#### PROBLEM DETAILS
Your task is to reproduce the entries below word for word.

Stored data:
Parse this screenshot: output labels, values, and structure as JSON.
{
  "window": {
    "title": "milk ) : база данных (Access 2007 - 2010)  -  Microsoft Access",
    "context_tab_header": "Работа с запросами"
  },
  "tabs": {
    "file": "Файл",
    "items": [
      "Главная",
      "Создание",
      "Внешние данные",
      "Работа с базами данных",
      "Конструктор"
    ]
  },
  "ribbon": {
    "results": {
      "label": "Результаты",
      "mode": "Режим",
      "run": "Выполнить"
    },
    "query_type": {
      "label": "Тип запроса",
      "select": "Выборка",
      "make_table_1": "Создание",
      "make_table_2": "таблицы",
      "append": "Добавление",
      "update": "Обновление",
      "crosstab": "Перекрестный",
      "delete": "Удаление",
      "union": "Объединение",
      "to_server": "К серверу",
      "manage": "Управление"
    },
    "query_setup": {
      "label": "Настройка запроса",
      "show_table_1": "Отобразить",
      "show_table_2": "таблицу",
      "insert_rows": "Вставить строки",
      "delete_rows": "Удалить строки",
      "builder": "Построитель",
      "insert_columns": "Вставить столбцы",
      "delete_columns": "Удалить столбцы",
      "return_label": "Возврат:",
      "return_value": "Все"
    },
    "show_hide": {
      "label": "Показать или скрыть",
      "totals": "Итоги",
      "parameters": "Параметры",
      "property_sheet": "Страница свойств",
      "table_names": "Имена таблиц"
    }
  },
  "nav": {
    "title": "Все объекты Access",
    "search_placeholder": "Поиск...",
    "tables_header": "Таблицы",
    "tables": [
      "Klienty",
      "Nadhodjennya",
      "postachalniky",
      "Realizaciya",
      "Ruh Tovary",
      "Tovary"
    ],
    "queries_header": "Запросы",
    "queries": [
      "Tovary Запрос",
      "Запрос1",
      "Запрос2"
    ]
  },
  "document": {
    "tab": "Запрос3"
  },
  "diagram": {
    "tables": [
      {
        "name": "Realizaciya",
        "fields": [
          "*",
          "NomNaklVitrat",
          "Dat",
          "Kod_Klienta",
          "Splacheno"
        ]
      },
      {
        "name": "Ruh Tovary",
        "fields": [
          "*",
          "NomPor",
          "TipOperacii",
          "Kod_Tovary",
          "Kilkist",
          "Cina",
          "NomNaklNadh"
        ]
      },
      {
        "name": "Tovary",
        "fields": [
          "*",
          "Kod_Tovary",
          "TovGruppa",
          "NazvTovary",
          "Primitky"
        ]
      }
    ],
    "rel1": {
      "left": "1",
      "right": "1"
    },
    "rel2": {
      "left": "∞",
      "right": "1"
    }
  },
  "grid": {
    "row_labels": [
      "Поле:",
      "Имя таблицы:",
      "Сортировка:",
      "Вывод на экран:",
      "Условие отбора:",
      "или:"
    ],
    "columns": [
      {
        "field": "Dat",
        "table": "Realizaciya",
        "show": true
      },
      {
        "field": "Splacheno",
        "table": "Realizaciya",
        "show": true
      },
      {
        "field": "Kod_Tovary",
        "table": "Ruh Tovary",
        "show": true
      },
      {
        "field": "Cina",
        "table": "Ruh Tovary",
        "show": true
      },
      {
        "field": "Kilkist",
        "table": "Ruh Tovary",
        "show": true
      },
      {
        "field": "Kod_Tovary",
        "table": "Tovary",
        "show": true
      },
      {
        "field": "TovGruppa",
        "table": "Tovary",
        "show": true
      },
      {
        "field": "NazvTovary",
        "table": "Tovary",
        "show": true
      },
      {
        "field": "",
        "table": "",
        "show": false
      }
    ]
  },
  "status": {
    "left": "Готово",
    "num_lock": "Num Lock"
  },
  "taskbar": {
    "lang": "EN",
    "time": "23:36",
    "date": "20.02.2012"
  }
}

#### THE RESPONSE
Parse this screenshot: output labels, values, and structure as JSON.
{
  "window": {
    "title": "milk ) : база данных (Access 2007 - 2010)  -  Microsoft Access",
    "context_tab_header": "Работа с запросами"
  },
  "tabs": {
    "file": "Файл",
    "items": [
      "Главная",
      "Создание",
      "Внешние данные",
      "Работа с базами данных",
      "Конструктор"
    ]
  },
  "ribbon": {
    "results": {
      "label": "Результаты",
      "mode": "Режим",
      "run": "Выполнить"
    },
    "query_type": {
      "label": "Тип запроса",
      "select": "Выборка",
      "make_table_1": "Создание",
      "make_table_2": "таблицы",
      "append": "Добавление",
      "update": "Обновление",
      "crosstab": "Перекрестный",
      "delete": "Удаление",
      "union": "Объединение",
      "to_server": "К серверу",
      "manage": "Управление"
    },
    "query_setup": {
      "label": "Настройка запроса",
      "show_table_1": "Отобразить",
      "show_table_2": "таблицу",
      "insert_rows": "Вставить строки",
      "delete_rows": "Удалить строки",
      "builder": "Построитель",
      "insert_columns": "Вставить столбцы",
      "delete_columns": "Удалить столбцы",
      "return_label": "Возврат:",
      "return_value": "Все"
    },
    "show_hide": {
      "label": "Показать или скрыть",
      "totals": "Итоги",
      "parameters": "Параметры",
      "property_sheet": "Страница свойств",
      "table_names": "Имена таблиц"
    }
  },
  "nav": {
    "title": "Все объекты Access",
    "search_placeholder": "Поиск...",
    "tables_header": "Таблицы",
    "tables": [
      "Klienty",
      "Nadhodjennya",
      "postachalniky",
      "Realizaciya",
      "Ruh Tovary",
      "Tovary"
    ],
    "queries_header": "Запросы",
    "queries": [
      "Tovary Запрос",
      "Запрос1",
      "Запрос2"
    ]
  },
  "document": {
    "tab": "Запрос3"
  },
  "diagram": {
    "tables": [
      {
        "name": "Realizaciya",
        "fields": [
          "*",
          "NomNaklVitrat",
          "Dat",
          "Kod_Klienta",
          "Splacheno"
        ]
      },
      {
        "name": "Ruh Tovary",
        "fields": [
          "*",
          "NomPor",
          "TipOperacii",
          "Kod_Tovary",
          "Kilkist",
          "Cina",
          "NomNaklNadh"
        ]
      },
      {
        "name": "Tovary",
        "fields": [
          "*",
          "Kod_Tovary",
          "TovGruppa",
          "NazvTovary",
          "Primitky"
        ]
      }
    ],
    "rel1": {
      "left": "1",
      "right": "1"
    },
    "rel2": {
      "left": "∞",
      "right": "1"
    }
  },
  "grid": {
    "row_labels": [
      "Поле:",
      "Имя таблицы:",
      "Сортировка:",
      "Вывод на экран:",
      "Условие отбора:",
      "или:"
    ],
    "columns": [
      {
        "field": "Dat",
        "table": "Realizaciya",
        "show": true
      },
      {
        "field": "Splacheno",
        "table": "Realizaciya",
        "show": true
      },
      {
        "field": "Kod_Tovary",
        "table": "Ruh Tovary",
        "show": true
      },
      {
        "field": "Cina",
        "table": "Ruh Tovary",
        "show": true
      },
      {
        "field": "Kilkist",
        "table": "Ruh Tovary",
        "show": true
      },
      {
        "field": "Kod_Tovary",
        "table": "Tovary",
        "show": true
      },
      {
        "field": "TovGruppa",
        "table": "Tovary",
        "show": true
      },
      {
        "field": "NazvTovary",
        "table": "Tovary",
        "show": true
      },
      {
        "field": "",
        "table": "",
        "show": false
      }
    ]
  },
  "status": {
    "left": "Готово",
    "num_lock": "Num Lock"
  },
  "taskbar": {
    "lang": "EN",
    "time": "23:36",
    "date": "20.02.2012"
  }
}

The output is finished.